** Start of STORED ROWS **

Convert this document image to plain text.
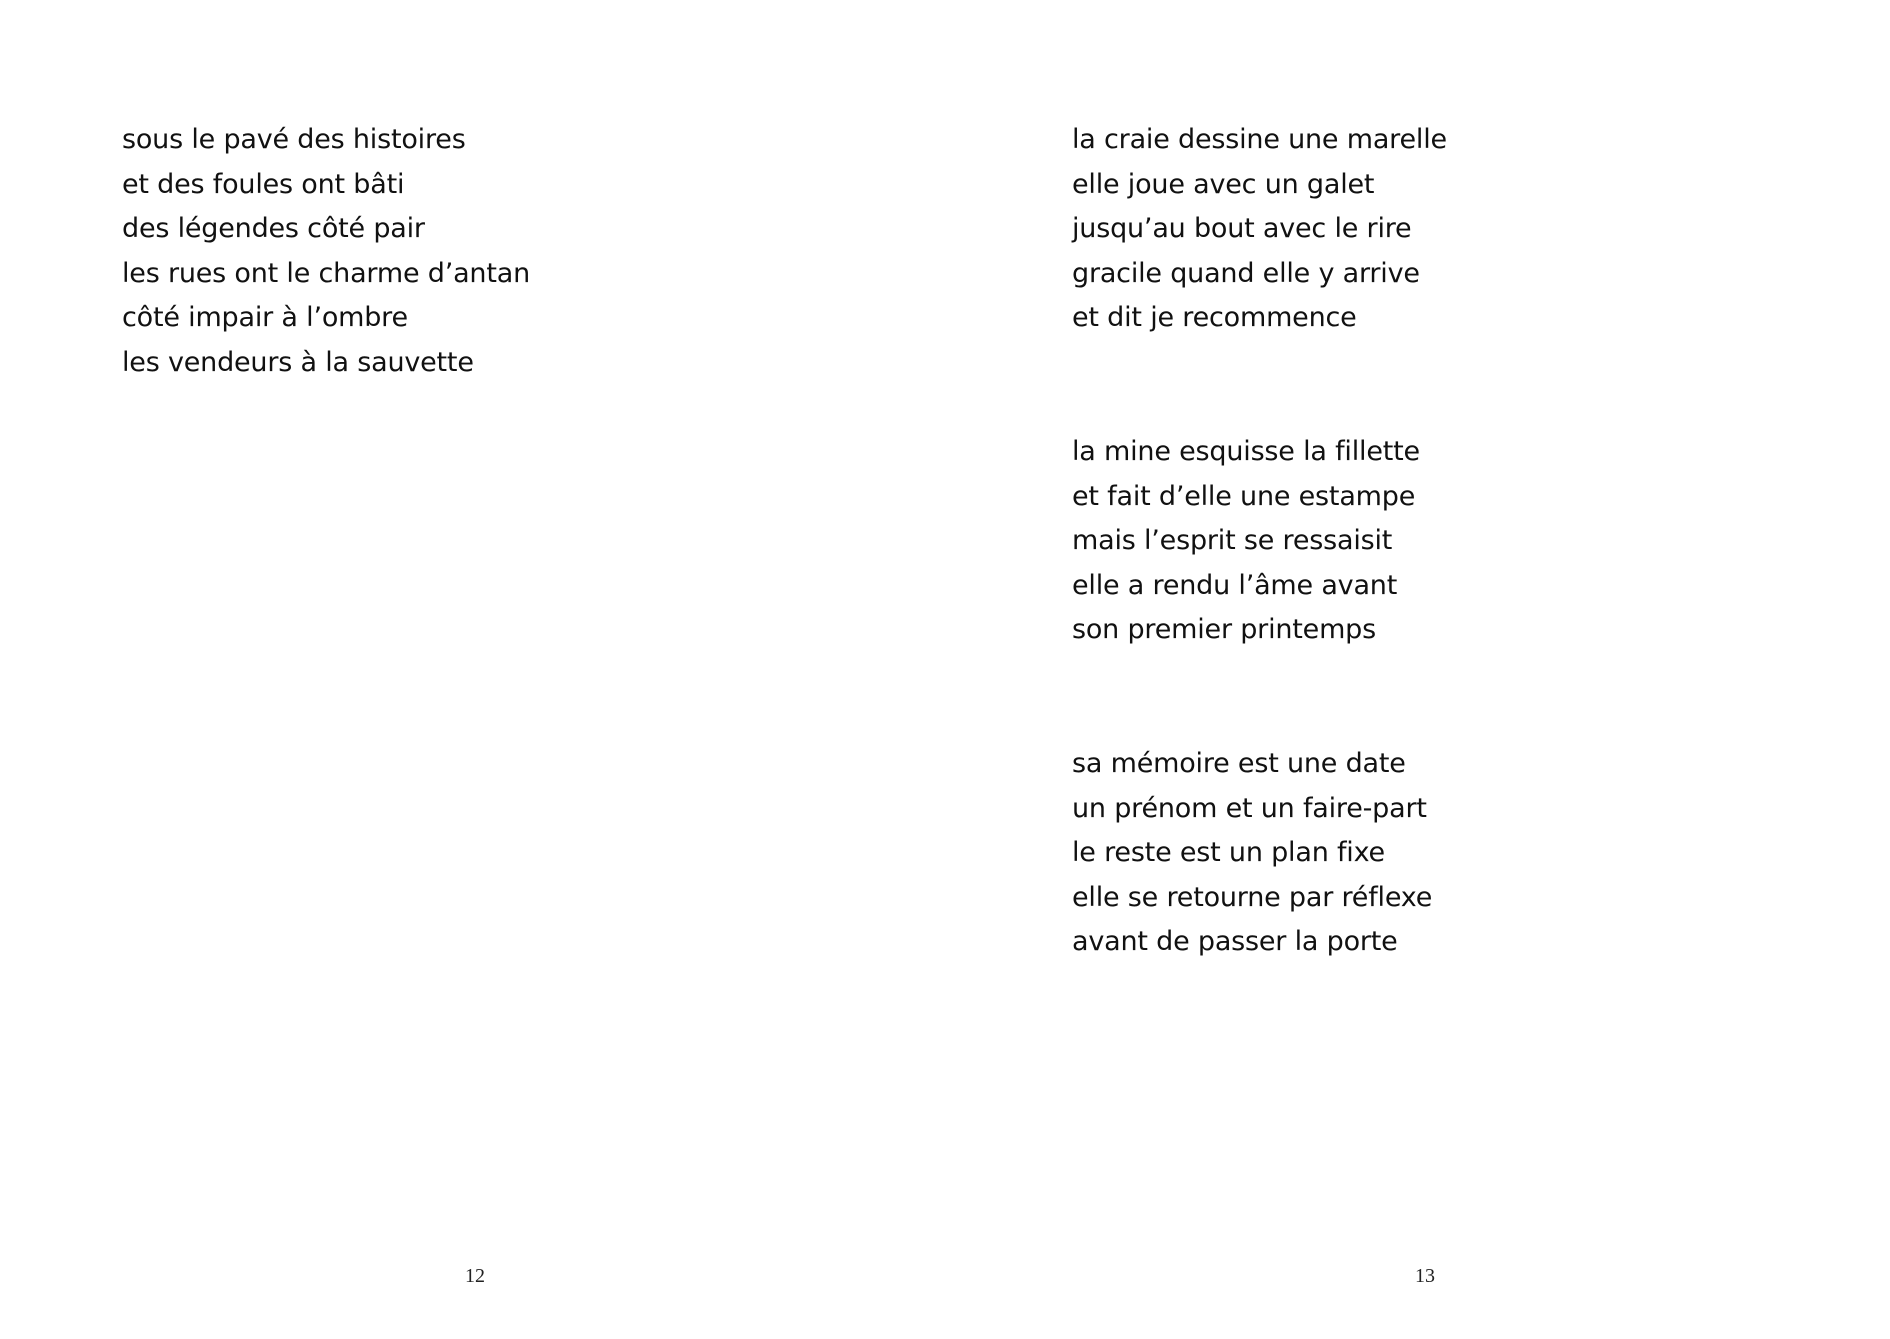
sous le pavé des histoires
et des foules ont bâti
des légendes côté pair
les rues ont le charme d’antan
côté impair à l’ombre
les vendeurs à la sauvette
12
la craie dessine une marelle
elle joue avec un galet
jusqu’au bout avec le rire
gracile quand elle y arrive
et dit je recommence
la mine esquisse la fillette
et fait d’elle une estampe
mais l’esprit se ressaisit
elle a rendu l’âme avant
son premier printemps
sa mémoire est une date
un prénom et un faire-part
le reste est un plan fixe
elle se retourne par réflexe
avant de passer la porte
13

** End of STORED ROWS **
** Start of STORED ROWS **

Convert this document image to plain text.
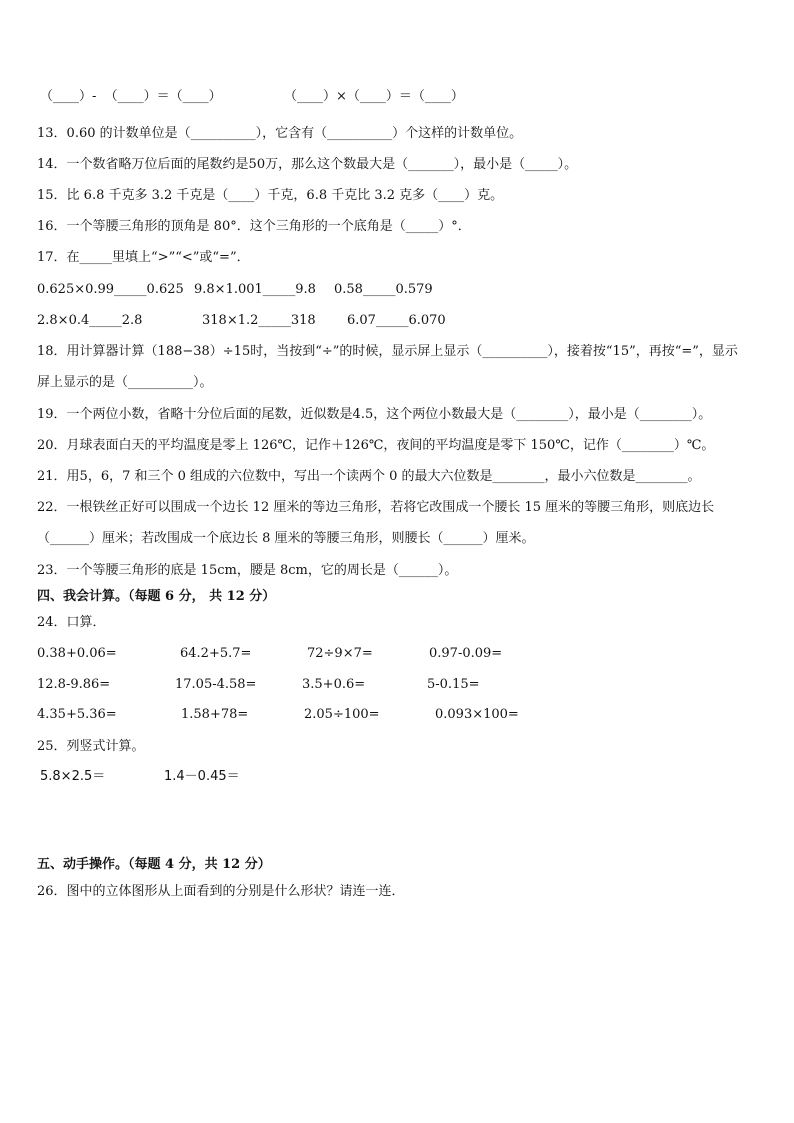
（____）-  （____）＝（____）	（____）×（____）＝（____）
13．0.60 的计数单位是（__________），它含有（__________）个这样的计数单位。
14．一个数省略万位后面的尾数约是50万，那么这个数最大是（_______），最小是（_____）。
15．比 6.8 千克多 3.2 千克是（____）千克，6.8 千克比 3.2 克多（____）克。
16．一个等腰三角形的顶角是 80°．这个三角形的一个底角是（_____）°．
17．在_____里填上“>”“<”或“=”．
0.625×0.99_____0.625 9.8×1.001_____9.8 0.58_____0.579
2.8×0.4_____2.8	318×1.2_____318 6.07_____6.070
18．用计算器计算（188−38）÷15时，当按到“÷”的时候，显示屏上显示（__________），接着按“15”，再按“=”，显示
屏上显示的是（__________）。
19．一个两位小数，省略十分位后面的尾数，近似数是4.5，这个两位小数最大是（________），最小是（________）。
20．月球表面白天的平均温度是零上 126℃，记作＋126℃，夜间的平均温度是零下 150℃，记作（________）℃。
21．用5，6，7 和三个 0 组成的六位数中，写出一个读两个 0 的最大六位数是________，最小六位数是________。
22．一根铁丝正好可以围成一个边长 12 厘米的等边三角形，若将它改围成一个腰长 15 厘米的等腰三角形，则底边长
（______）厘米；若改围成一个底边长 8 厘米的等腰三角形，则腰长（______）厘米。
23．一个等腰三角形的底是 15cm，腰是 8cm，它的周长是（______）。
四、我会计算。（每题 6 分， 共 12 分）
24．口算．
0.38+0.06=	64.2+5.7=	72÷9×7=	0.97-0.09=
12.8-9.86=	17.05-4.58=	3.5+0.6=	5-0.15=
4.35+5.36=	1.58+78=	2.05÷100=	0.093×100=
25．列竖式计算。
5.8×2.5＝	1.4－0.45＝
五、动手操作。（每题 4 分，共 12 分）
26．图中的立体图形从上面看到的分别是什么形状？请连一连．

** End of STORED ROWS **
** Start of STORED ROWS **

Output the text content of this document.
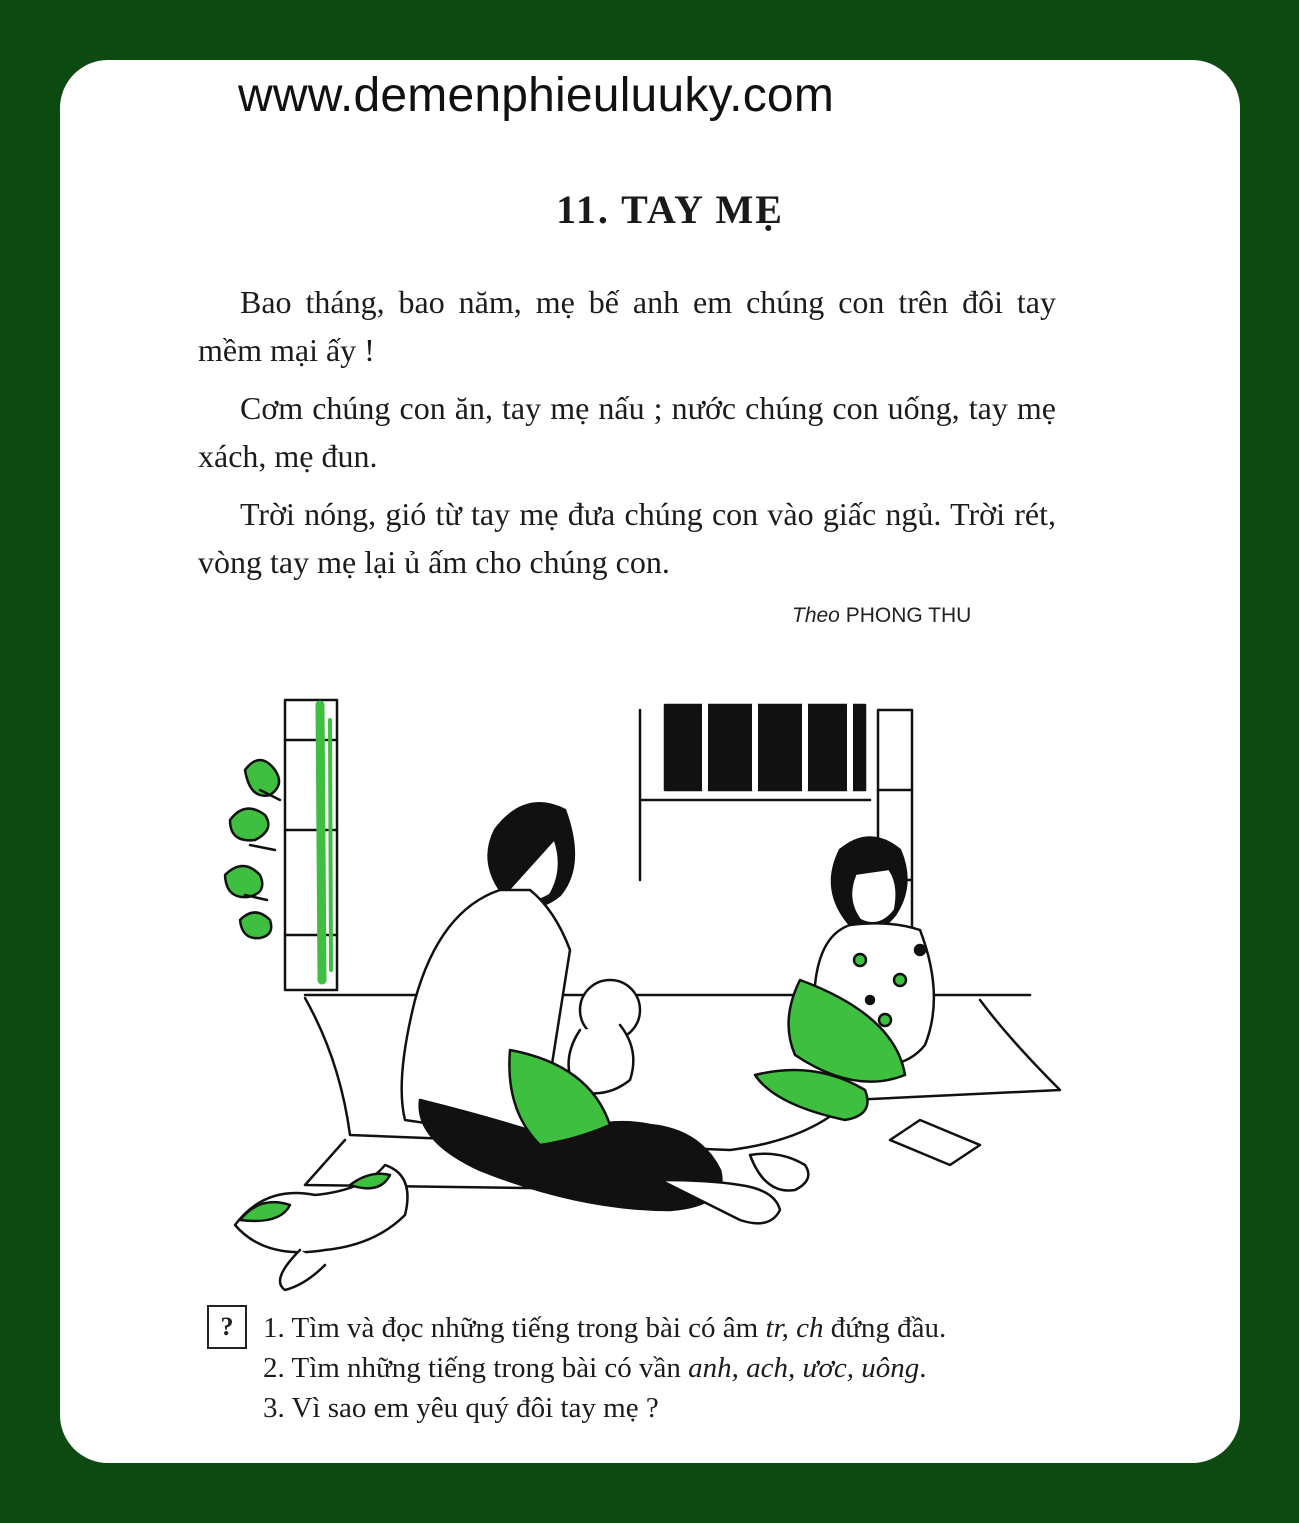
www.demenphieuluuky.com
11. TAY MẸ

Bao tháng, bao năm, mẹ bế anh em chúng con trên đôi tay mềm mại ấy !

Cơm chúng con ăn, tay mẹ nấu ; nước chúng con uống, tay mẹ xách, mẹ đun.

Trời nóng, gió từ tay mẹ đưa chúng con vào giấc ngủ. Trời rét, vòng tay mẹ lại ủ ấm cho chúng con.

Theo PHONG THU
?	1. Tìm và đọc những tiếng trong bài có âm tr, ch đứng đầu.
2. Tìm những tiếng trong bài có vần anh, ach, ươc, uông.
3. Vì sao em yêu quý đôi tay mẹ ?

** End of STORED ROWS **

THE EXERCISE. From the listing above, return each line with the word "avant".

SOLUTION BELOW.
elle a rendu l’âme avant
avant de passer la porte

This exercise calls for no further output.